(Problem requirements)
Within the listing below, locate all lines containing the word "name". Copy each one.

(Provided records)
[start]

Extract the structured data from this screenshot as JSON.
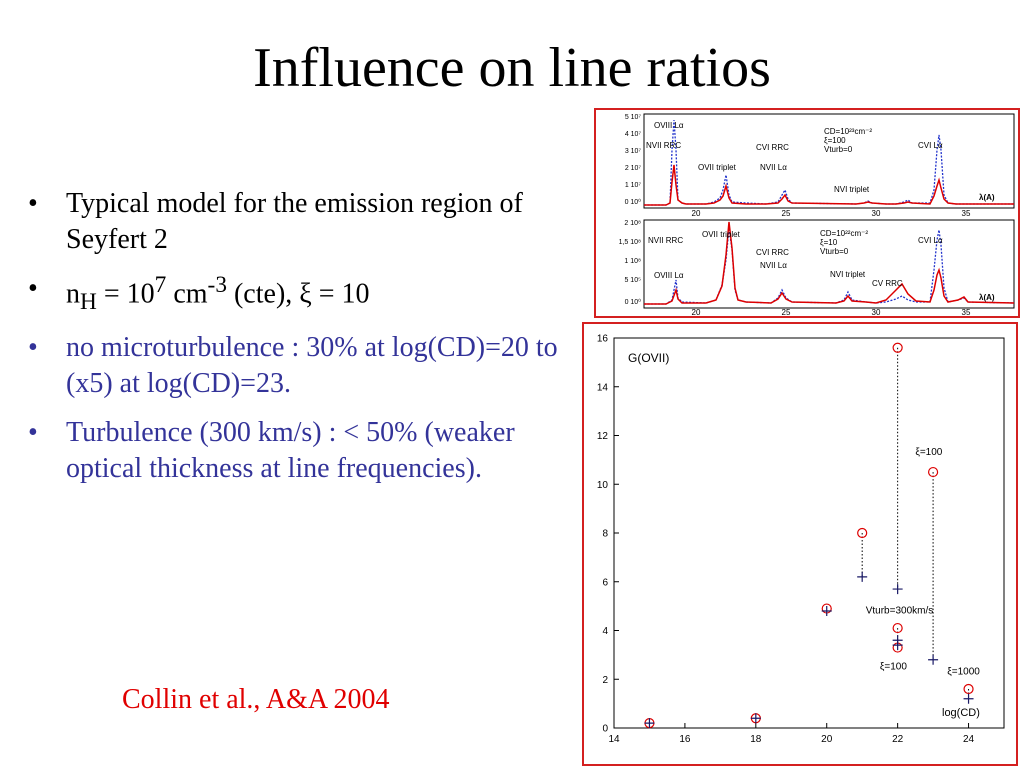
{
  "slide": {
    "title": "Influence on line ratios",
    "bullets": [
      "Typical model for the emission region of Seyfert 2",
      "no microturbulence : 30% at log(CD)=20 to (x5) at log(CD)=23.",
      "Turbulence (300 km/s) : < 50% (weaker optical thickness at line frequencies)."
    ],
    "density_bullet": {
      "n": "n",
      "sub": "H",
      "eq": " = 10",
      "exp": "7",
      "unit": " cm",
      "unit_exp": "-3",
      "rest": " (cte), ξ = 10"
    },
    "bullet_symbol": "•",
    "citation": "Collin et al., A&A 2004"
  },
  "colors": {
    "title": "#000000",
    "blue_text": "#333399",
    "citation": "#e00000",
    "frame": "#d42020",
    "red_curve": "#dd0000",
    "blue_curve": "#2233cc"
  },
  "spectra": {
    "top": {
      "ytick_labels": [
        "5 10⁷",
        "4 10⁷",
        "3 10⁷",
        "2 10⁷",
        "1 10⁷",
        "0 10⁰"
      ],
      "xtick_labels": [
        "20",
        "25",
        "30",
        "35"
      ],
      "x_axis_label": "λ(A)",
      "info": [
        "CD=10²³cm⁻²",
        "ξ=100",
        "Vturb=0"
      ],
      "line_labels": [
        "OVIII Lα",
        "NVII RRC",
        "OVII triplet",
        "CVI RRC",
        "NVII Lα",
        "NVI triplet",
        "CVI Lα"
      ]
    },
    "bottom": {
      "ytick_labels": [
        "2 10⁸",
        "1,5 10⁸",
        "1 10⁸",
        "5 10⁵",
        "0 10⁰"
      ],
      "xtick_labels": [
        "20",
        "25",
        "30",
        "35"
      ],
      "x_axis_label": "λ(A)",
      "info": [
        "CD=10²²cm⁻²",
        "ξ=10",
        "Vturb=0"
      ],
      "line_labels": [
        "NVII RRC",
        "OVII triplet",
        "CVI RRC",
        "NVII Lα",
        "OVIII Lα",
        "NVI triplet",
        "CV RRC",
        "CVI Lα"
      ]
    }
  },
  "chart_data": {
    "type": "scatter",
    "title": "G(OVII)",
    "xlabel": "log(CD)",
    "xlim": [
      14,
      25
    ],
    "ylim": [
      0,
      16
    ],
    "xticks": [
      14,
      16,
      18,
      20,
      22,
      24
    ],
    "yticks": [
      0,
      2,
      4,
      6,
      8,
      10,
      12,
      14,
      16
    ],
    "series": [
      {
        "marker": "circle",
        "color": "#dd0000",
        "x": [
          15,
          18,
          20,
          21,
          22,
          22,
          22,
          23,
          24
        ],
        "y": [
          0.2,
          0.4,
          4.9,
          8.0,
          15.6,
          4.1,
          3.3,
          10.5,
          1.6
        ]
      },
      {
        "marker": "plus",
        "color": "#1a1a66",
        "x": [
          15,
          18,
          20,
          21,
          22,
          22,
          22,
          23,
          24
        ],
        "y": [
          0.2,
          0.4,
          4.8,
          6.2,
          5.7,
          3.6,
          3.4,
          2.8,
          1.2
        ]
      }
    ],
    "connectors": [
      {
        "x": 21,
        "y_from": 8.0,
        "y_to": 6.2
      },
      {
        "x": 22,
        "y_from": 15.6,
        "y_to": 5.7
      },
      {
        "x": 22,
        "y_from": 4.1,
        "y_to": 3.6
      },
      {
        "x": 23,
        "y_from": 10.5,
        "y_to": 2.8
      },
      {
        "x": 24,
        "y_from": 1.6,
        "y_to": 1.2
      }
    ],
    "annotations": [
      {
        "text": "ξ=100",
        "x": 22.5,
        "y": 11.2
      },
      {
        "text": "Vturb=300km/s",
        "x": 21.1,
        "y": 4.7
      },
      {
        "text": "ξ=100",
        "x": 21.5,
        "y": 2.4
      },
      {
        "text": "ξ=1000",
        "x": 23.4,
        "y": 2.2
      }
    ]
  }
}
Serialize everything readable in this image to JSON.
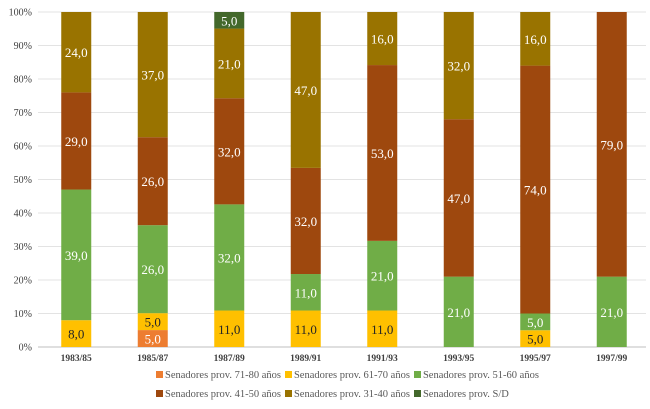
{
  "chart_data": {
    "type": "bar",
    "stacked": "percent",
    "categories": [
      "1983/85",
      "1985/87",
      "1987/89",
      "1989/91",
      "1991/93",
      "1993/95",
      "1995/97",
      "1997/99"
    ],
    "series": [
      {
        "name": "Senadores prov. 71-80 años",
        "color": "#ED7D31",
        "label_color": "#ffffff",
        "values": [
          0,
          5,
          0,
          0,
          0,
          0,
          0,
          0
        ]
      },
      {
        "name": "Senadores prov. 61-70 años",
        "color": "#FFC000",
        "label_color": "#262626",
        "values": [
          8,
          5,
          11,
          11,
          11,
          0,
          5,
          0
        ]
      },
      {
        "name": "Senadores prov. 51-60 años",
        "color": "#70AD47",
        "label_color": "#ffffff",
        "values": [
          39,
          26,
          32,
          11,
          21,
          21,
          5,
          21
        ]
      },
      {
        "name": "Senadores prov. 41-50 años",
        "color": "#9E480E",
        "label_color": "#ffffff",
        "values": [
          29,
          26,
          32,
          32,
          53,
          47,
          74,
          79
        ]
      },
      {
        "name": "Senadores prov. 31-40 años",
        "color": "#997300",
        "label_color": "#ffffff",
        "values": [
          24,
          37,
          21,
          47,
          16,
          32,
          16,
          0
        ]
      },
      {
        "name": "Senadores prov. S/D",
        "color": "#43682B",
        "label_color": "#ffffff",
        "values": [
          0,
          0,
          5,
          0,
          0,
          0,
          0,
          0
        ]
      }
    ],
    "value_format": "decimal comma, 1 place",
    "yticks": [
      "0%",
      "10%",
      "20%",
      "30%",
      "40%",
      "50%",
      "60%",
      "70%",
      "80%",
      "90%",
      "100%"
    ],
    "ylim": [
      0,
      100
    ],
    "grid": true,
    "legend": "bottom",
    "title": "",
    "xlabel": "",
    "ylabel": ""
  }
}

[end]
[start]

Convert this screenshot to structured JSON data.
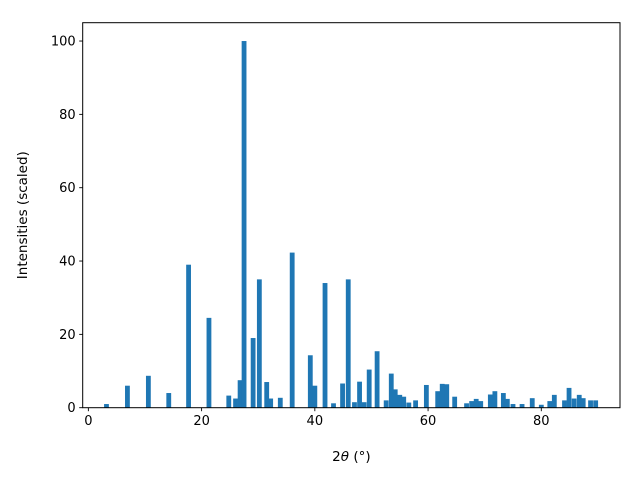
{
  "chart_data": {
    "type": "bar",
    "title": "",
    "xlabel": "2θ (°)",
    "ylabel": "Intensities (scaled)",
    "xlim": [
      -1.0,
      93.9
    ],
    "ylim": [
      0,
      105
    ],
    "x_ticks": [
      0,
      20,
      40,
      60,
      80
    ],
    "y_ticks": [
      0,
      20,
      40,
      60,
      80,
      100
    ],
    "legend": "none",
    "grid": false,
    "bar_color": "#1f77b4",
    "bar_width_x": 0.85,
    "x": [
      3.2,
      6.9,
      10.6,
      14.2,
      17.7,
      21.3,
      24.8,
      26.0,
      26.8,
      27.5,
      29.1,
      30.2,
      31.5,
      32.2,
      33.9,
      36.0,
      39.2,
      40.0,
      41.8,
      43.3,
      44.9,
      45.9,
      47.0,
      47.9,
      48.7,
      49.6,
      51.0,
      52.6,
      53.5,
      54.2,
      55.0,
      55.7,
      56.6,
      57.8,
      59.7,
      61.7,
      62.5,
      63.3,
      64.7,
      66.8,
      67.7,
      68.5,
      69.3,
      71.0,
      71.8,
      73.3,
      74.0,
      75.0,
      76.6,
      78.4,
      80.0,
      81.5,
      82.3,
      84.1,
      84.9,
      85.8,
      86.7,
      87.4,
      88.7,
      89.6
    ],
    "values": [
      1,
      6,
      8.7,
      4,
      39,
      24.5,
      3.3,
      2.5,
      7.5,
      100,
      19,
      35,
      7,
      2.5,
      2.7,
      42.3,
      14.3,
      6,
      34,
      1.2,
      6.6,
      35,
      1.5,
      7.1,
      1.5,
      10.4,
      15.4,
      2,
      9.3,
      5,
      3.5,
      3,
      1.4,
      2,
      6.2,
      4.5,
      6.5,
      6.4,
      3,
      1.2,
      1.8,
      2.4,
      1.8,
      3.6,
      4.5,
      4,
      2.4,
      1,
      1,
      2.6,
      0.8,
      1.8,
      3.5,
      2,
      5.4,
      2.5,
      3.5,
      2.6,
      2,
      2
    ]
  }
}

[end]

(Written answer)
        "name": "Senadores prov. 71-80 años",
        "name": "Senadores prov. 61-70 años",
        "name": "Senadores prov. 51-60 años",
        "name": "Senadores prov. 41-50 años",
        "name": "Senadores prov. 31-40 años",
        "name": "Senadores prov. S/D",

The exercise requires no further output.